Entries from a dataset:
· · · · ·
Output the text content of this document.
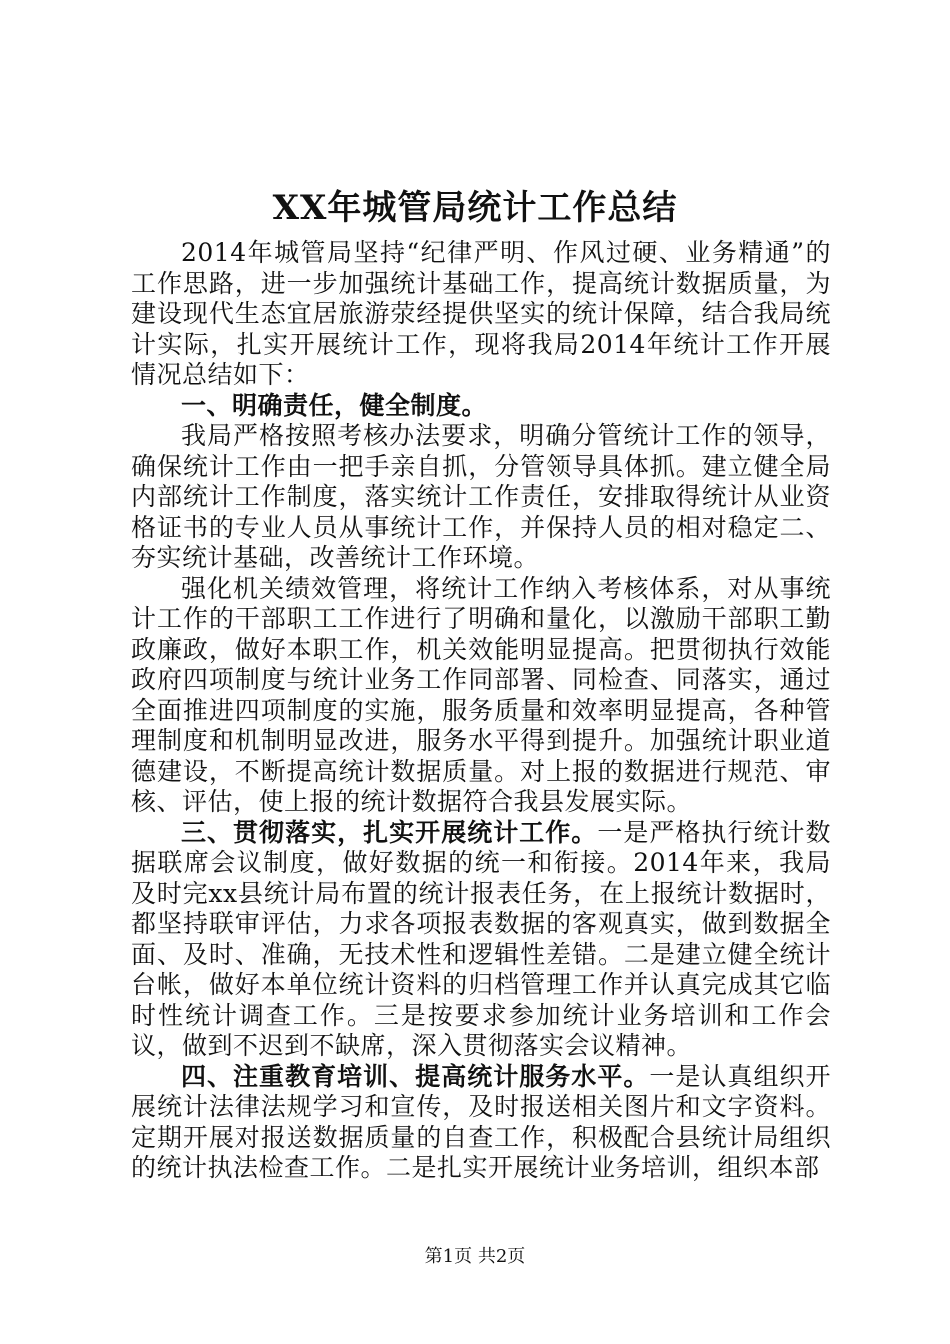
XX年城管局统计工作总结

2014年城管局坚持“纪律严明、作风过硬、业务精通”的工作思路，进一步加强统计基础工作，提高统计数据质量，为建设现代生态宜居旅游荥经提供坚实的统计保障，结合我局统计实际，扎实开展统计工作，现将我局2014年统计工作开展情况总结如下：

一、明确责任，健全制度。

我局严格按照考核办法要求，明确分管统计工作的领导，确保统计工作由一把手亲自抓，分管领导具体抓。建立健全局内部统计工作制度，落实统计工作责任，安排取得统计从业资格证书的专业人员从事统计工作，并保持人员的相对稳定二、夯实统计基础，改善统计工作环境。

强化机关绩效管理，将统计工作纳入考核体系，对从事统计工作的干部职工工作进行了明确和量化，以激励干部职工勤政廉政，做好本职工作，机关效能明显提高。把贯彻执行效能政府四项制度与统计业务工作同部署、同检查、同落实，通过全面推进四项制度的实施，服务质量和效率明显提高，各种管理制度和机制明显改进，服务水平得到提升。加强统计职业道德建设，不断提高统计数据质量。对上报的数据进行规范、审核、评估，使上报的统计数据符合我县发展实际。

三、贯彻落实，扎实开展统计工作。一是严格执行统计数据联席会议制度，做好数据的统一和衔接。2014年来，我局及时完xx县统计局布置的统计报表任务，在上报统计数据时，都坚持联审评估，力求各项报表数据的客观真实，做到数据全面、及时、准确，无技术性和逻辑性差错。二是建立健全统计台帐，做好本单位统计资料的归档管理工作并认真完成其它临时性统计调查工作。三是按要求参加统计业务培训和工作会议，做到不迟到不缺席，深入贯彻落实会议精神。

四、注重教育培训、提高统计服务水平。一是认真组织开展统计法律法规学习和宣传，及时报送相关图片和文字资料。定期开展对报送数据质量的自查工作，积极配合县统计局组织的统计执法检查工作。二是扎实开展统计业务培训，组织本部

第1页 共2页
· · · · ·
The records above must be transcribed exactly. Pictures are left out of the copy.

RESPONSE:
Output the text content of this document.
XX年城管局统计工作总结

2014年城管局坚持“纪律严明、作风过硬、业务精通”的工作思路，进一步加强统计基础工作，提高统计数据质量，为建设现代生态宜居旅游荥经提供坚实的统计保障，结合我局统计实际，扎实开展统计工作，现将我局2014年统计工作开展情况总结如下：

一、明确责任，健全制度。

我局严格按照考核办法要求，明确分管统计工作的领导，确保统计工作由一把手亲自抓，分管领导具体抓。建立健全局内部统计工作制度，落实统计工作责任，安排取得统计从业资格证书的专业人员从事统计工作，并保持人员的相对稳定二、夯实统计基础，改善统计工作环境。

强化机关绩效管理，将统计工作纳入考核体系，对从事统计工作的干部职工工作进行了明确和量化，以激励干部职工勤政廉政，做好本职工作，机关效能明显提高。把贯彻执行效能政府四项制度与统计业务工作同部署、同检查、同落实，通过全面推进四项制度的实施，服务质量和效率明显提高，各种管理制度和机制明显改进，服务水平得到提升。加强统计职业道德建设，不断提高统计数据质量。对上报的数据进行规范、审核、评估，使上报的统计数据符合我县发展实际。

三、贯彻落实，扎实开展统计工作。一是严格执行统计数据联席会议制度，做好数据的统一和衔接。2014年来，我局及时完xx县统计局布置的统计报表任务，在上报统计数据时，都坚持联审评估，力求各项报表数据的客观真实，做到数据全面、及时、准确，无技术性和逻辑性差错。二是建立健全统计台帐，做好本单位统计资料的归档管理工作并认真完成其它临时性统计调查工作。三是按要求参加统计业务培训和工作会议，做到不迟到不缺席，深入贯彻落实会议精神。

四、注重教育培训、提高统计服务水平。一是认真组织开展统计法律法规学习和宣传，及时报送相关图片和文字资料。定期开展对报送数据质量的自查工作，积极配合县统计局组织的统计执法检查工作。二是扎实开展统计业务培训，组织本部

第1页 共2页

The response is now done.